To do »
Your task is to gather the lines below that hold the string "Notregulated".

Dataset entries »
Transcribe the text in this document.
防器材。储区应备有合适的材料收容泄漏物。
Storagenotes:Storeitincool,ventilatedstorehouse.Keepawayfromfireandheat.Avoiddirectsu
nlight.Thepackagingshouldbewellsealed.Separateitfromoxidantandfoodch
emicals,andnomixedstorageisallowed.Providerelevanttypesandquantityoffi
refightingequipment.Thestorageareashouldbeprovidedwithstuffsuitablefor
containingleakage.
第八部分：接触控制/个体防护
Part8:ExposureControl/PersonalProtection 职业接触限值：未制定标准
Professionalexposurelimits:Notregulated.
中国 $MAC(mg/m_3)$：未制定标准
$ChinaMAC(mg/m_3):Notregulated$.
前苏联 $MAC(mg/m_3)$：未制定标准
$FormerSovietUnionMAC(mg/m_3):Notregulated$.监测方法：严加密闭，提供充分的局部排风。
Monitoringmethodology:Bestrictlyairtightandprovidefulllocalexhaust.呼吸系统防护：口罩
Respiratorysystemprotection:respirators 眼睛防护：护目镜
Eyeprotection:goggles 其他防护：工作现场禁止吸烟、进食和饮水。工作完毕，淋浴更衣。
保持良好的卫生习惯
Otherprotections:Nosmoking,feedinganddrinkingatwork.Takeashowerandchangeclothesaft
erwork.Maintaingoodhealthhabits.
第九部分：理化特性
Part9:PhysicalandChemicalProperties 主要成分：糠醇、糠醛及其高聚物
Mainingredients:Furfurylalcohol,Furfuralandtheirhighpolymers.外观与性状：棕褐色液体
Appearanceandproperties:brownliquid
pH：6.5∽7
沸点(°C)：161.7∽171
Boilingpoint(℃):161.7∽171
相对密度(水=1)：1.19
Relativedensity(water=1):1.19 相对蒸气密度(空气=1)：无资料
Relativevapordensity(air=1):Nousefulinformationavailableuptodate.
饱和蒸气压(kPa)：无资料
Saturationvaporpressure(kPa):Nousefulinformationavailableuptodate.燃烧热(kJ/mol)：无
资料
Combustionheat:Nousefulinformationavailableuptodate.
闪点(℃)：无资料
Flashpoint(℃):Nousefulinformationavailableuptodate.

Result below »
Professionalexposurelimits:Notregulated.
$ChinaMAC(mg/m_3):Notregulated$.
$FormerSovietUnionMAC(mg/m_3):Notregulated$.监测方法：严加密闭，提供充分的局部排风。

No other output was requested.